Instructions to follow → Look through the records, and whenever a line includes the word "search", copy it.

Document layout detection data
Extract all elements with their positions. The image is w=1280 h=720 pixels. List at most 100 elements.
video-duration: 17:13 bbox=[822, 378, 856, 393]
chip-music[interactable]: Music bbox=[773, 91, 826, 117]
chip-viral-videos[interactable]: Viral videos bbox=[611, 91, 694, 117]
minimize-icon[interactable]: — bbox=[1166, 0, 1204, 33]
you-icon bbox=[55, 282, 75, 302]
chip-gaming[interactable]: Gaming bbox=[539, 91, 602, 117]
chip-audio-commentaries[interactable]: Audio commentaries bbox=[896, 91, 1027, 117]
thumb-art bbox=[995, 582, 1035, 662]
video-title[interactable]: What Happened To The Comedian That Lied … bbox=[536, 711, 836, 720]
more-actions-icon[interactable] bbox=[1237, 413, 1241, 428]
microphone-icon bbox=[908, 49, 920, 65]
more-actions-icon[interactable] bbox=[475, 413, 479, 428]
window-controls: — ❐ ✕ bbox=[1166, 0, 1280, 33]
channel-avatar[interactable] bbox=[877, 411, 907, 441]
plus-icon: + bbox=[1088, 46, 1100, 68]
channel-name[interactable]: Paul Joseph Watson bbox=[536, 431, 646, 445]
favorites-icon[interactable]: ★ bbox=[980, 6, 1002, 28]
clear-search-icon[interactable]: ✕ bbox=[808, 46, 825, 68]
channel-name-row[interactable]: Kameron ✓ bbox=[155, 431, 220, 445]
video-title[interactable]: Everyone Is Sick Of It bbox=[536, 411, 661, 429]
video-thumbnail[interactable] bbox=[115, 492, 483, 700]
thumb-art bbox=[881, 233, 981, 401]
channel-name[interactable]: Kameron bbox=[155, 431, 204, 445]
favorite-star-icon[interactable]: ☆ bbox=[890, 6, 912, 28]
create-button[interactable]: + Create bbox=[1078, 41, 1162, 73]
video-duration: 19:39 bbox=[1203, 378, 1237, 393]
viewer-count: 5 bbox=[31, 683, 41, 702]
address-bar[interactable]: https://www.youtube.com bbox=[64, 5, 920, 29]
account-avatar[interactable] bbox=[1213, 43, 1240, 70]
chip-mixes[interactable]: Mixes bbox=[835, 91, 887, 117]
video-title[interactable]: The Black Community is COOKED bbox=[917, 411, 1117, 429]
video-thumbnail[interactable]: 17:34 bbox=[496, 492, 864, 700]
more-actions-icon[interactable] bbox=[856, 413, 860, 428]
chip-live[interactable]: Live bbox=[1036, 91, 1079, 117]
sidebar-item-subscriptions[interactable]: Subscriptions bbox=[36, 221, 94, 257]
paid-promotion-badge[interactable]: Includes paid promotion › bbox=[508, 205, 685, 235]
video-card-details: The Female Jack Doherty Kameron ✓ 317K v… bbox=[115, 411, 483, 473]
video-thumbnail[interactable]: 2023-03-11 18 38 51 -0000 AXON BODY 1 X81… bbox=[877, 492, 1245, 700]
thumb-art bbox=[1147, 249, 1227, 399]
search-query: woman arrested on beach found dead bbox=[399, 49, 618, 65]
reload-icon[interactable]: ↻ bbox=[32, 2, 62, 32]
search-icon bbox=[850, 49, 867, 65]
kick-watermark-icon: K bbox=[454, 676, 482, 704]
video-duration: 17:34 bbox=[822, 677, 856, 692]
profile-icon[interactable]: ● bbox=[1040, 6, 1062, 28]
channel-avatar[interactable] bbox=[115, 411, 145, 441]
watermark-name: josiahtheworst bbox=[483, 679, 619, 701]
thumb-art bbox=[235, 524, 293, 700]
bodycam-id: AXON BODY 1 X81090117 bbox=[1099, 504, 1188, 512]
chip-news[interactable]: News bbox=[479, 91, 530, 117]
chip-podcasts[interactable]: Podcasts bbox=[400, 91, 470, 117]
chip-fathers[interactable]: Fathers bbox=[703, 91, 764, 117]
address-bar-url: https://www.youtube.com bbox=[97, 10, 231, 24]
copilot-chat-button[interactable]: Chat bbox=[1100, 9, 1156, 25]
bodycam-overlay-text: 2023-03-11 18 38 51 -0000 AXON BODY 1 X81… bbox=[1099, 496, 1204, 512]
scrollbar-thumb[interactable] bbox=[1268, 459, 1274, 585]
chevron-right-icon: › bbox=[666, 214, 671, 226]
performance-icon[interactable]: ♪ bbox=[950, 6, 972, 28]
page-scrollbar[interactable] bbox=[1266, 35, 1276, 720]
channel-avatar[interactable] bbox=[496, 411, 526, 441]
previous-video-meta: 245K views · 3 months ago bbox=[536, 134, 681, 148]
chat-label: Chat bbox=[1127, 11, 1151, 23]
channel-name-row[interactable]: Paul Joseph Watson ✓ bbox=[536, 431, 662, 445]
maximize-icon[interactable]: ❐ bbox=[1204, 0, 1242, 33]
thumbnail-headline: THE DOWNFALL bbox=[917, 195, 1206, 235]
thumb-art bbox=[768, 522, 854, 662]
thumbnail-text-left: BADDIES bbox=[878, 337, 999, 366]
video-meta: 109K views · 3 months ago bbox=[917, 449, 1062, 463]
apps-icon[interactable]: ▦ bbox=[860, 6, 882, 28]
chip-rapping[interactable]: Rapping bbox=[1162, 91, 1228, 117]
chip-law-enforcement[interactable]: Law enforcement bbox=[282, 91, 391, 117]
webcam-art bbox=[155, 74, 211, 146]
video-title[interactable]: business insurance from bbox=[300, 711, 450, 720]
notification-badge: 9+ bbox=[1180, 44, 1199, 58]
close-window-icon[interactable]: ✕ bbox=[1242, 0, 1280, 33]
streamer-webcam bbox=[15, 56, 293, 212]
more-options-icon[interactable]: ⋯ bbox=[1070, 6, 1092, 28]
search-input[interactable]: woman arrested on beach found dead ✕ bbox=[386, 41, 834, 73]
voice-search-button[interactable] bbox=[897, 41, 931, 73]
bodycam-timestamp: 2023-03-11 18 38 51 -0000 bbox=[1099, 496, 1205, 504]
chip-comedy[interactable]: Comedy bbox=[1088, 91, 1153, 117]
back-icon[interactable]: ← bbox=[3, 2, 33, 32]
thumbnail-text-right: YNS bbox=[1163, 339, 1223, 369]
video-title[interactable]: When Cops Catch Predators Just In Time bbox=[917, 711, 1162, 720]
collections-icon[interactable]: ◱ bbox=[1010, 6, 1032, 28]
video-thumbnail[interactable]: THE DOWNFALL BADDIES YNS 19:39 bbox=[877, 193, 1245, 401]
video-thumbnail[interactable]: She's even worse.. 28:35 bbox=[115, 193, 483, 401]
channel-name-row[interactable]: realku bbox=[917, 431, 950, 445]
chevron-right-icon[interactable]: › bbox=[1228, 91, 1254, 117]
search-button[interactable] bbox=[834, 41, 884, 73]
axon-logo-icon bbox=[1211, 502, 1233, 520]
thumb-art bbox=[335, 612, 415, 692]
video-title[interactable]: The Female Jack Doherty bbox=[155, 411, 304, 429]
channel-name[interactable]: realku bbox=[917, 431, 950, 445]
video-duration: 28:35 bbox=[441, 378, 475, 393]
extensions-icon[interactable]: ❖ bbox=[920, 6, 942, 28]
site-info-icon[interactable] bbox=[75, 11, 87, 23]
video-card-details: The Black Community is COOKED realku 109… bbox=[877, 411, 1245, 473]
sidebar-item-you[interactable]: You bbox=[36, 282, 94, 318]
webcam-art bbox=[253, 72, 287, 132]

Response box →
clear-search-icon[interactable]: ✕ bbox=[808, 46, 825, 68]
search-query: woman arrested on beach found dead bbox=[399, 49, 618, 65]
search-icon bbox=[850, 49, 867, 65]
search-input[interactable]: woman arrested on beach found dead ✕ bbox=[386, 41, 834, 73]
voice-search-button[interactable] bbox=[897, 41, 931, 73]
search-button[interactable] bbox=[834, 41, 884, 73]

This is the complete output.